[Collected data entries]

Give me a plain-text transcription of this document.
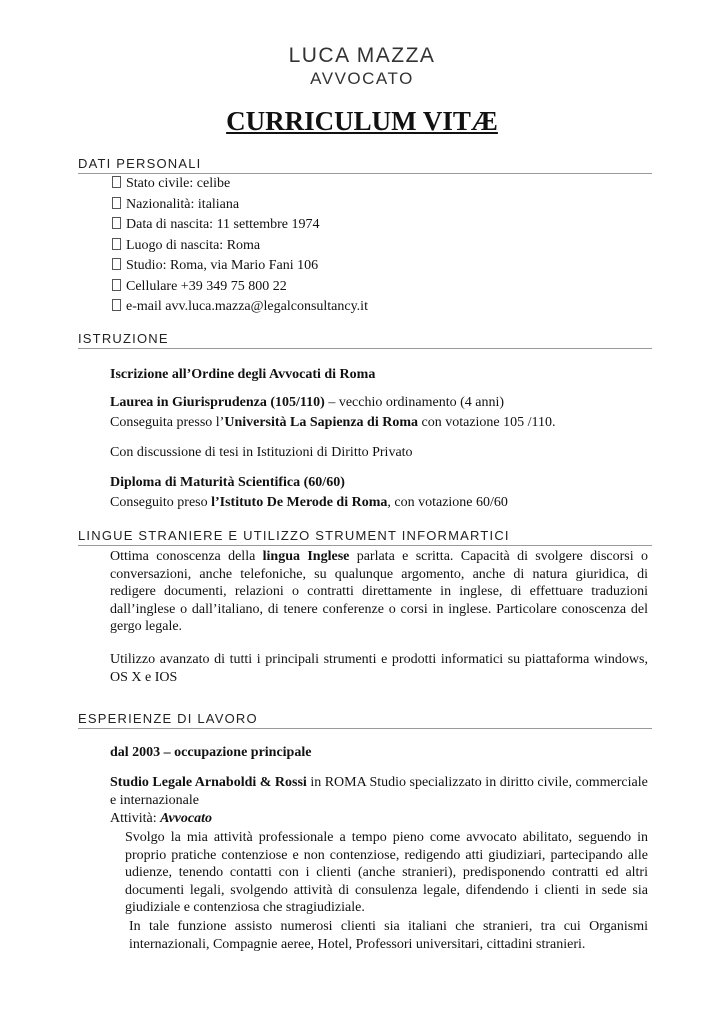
LUCA MAZZA
AVVOCATO
CURRICULUM VITÆ
DATI PERSONALI
Stato civile: celibe
Nazionalità: italiana
Data di nascita: 11 settembre 1974
Luogo di nascita: Roma
Studio: Roma, via Mario Fani 106
Cellulare +39 349 75 800 22
e-mail avv.luca.mazza@legalconsultancy.it
ISTRUZIONE
Iscrizione all’Ordine degli Avvocati di Roma
Laurea in Giurisprudenza (105/110) – vecchio ordinamento (4 anni)
Conseguita presso l’Università La Sapienza di Roma con votazione 105 /110.
Con discussione di tesi in Istituzioni di Diritto Privato
Diploma di Maturità Scientifica (60/60)
Conseguito preso l’Istituto De Merode di Roma, con votazione 60/60
LINGUE STRANIERE E UTILIZZO STRUMENT INFORMARTICI
Ottima conoscenza della lingua Inglese parlata e scritta. Capacità di svolgere discorsi o conversazioni, anche telefoniche, su qualunque argomento, anche di natura giuridica, di redigere documenti, relazioni o contratti direttamente in inglese, di effettuare traduzioni dall’inglese o dall’italiano, di tenere conferenze o corsi in inglese. Particolare conoscenza del gergo legale.
Utilizzo avanzato di tutti i principali strumenti e prodotti informatici su piattaforma windows, OS X e IOS
ESPERIENZE DI LAVORO
dal 2003 – occupazione principale
Studio Legale Arnaboldi & Rossi in ROMA Studio specializzato in diritto civile, commerciale e internazionale
Attività: Avvocato
Svolgo la mia attività professionale a tempo pieno come avvocato abilitato, seguendo in proprio pratiche contenziose e non contenziose, redigendo atti giudiziari, partecipando alle udienze, tenendo contatti con i clienti (anche stranieri), predisponendo contratti ed altri documenti legali, svolgendo attività di consulenza legale, difendendo i clienti in sede sia giudiziale e contenziosa che stragiudiziale.
In tale funzione assisto numerosi clienti sia italiani che stranieri, tra cui Organismi internazionali, Compagnie aeree, Hotel, Professori universitari, cittadini stranieri.
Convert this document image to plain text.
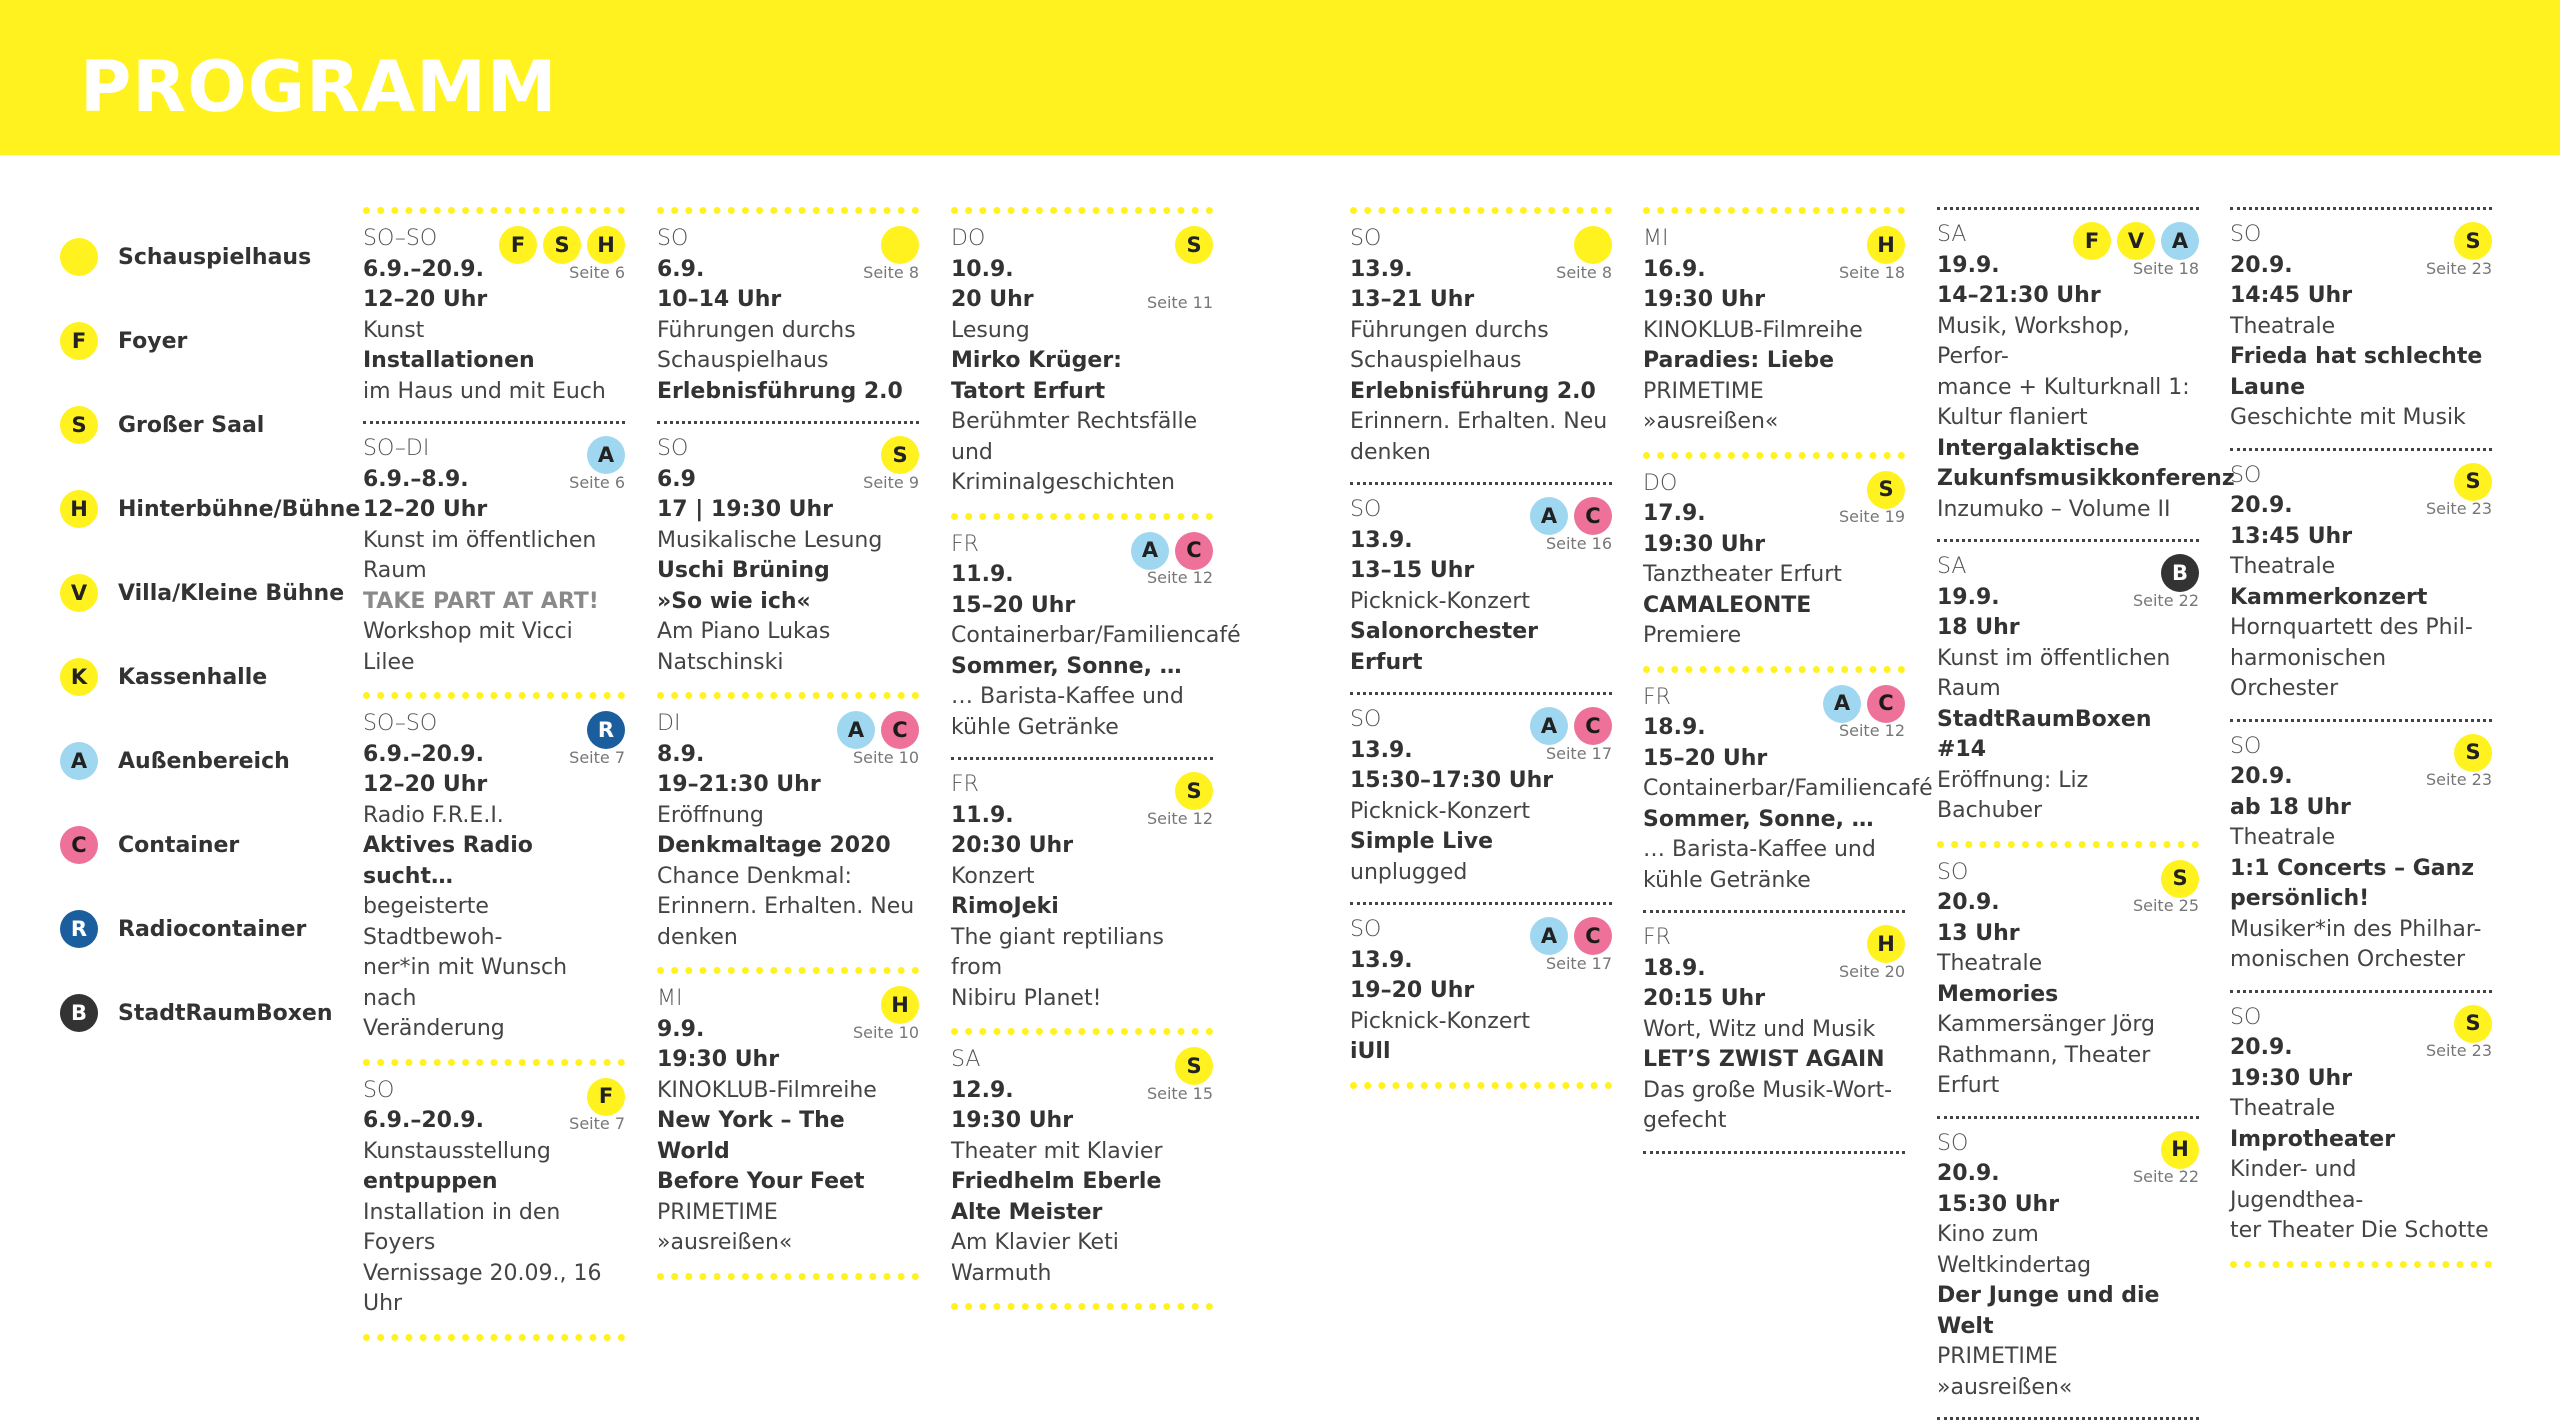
PROGRAMM
Schauspielhaus
F	Foyer
S	Großer Saal
H	Hinterbühne/Bühne
V	Villa/Kleine Bühne
K	Kassenhalle
A	Außenbereich
C	Container
R	Radiocontainer
B	StadtRaumBoxen
SO–SO
6.9.–20.9.
12–20 Uhr
Kunst
Installationen
im Haus und mit Euch
F	S	H
Seite 6
SO–DI
6.9.–8.9.
12–20 Uhr
Kunst im öffentlichen
Raum
TAKE PART AT ART!
Workshop mit Vicci Lilee
A
Seite 6
SO–SO
6.9.–20.9.
12–20 Uhr
Radio F.R.E.I.
Aktives Radio sucht…
begeisterte Stadtbewoh-
ner*in mit Wunsch nach
Veränderung
R
Seite 7
SO
6.9.–20.9.
Kunstausstellung
entpuppen
Installation in den Foyers
Vernissage 20.09., 16 Uhr
F
Seite 7
SO
6.9.
10–14 Uhr
Führungen durchs
Schauspielhaus
Erlebnisführung 2.0
Seite 8
SO
6.9
17 | 19:30 Uhr
Musikalische Lesung
Uschi Brüning
»So wie ich«
Am Piano Lukas
Natschinski
S
Seite 9
DI
8.9.
19–21:30 Uhr
Eröffnung
Denkmaltage 2020
Chance Denkmal:
Erinnern. Erhalten. Neu
denken
A	C
Seite 10
MI
9.9.
19:30 Uhr
KINOKLUB-Filmreihe
New York – The World
Before Your Feet
PRIMETIME »ausreißen«
H
Seite 10
DO
10.9.
20 Uhr
Lesung
Mirko Krüger:
Tatort Erfurt
Berühmter Rechtsfälle
und Kriminalgeschichten
S
Seite 11
FR
11.9.
15–20 Uhr
Containerbar/Familiencafé
Sommer, Sonne, …
… Barista-Kaffee und
kühle Getränke
A	C
Seite 12
FR
11.9.
20:30 Uhr
Konzert
RimoJeki
The giant reptilians from
Nibiru Planet!
S
Seite 12
SA
12.9.
19:30 Uhr
Theater mit Klavier
Friedhelm Eberle
Alte Meister
Am Klavier Keti Warmuth
S
Seite 15
SO
13.9.
13–21 Uhr
Führungen durchs
Schauspielhaus
Erlebnisführung 2.0
Erinnern. Erhalten. Neu
denken
Seite 8
SO
13.9.
13–15 Uhr
Picknick-Konzert
Salonorchester Erfurt
A	C
Seite 16
SO
13.9.
15:30–17:30 Uhr
Picknick-Konzert
Simple Live
unplugged
A	C
Seite 17
SO
13.9.
19–20 Uhr
Picknick-Konzert
iUll
A	C
Seite 17
MI
16.9.
19:30 Uhr
KINOKLUB-Filmreihe
Paradies: Liebe
PRIMETIME »ausreißen«
H
Seite 18
DO
17.9.
19:30 Uhr
Tanztheater Erfurt
CAMALEONTE
Premiere
S
Seite 19
FR
18.9.
15–20 Uhr
Containerbar/Familiencafé
Sommer, Sonne, …
… Barista-Kaffee und
kühle Getränke
A	C
Seite 12
FR
18.9.
20:15 Uhr
Wort, Witz und Musik
LET’S ZWIST AGAIN
Das große Musik-Wort-
gefecht
H
Seite 20
SA
19.9.
14–21:30 Uhr
Musik, Workshop, Perfor-
mance + Kulturknall 1:
Kultur flaniert
Intergalaktische
Zukunfsmusikkonferenz
Inzumuko – Volume II
F	V	A
Seite 18
SA
19.9.
18 Uhr
Kunst im öffentlichen Raum
StadtRaumBoxen #14
Eröffnung: Liz Bachuber
B
Seite 22
SO
20.9.
13 Uhr
Theatrale
Memories
Kammersänger Jörg
Rathmann, Theater Erfurt
S
Seite 25
SO
20.9.
15:30 Uhr
Kino zum Weltkindertag
Der Junge und die Welt
PRIMETIME »ausreißen«
H
Seite 22
SO
20.9.
14:45 Uhr
Theatrale
Frieda hat schlechte
Laune
Geschichte mit Musik
S
Seite 23
SO
20.9.
13:45 Uhr
Theatrale
Kammerkonzert
Hornquartett des Phil-
harmonischen Orchester
S
Seite 23
SO
20.9.
ab 18 Uhr
Theatrale
1:1 Concerts – Ganz
persönlich!
Musiker*in des Philhar-
monischen Orchester
S
Seite 23
SO
20.9.
19:30 Uhr
Theatrale
Improtheater
Kinder- und Jugendthea-
ter Theater Die Schotte
S
Seite 23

▶ [Written task] Copy all lines of the material above where the string "text" occurs.

▶ [Answer to this task]
Give me a plain-text transcription of this document.
Convert this document image to plain text.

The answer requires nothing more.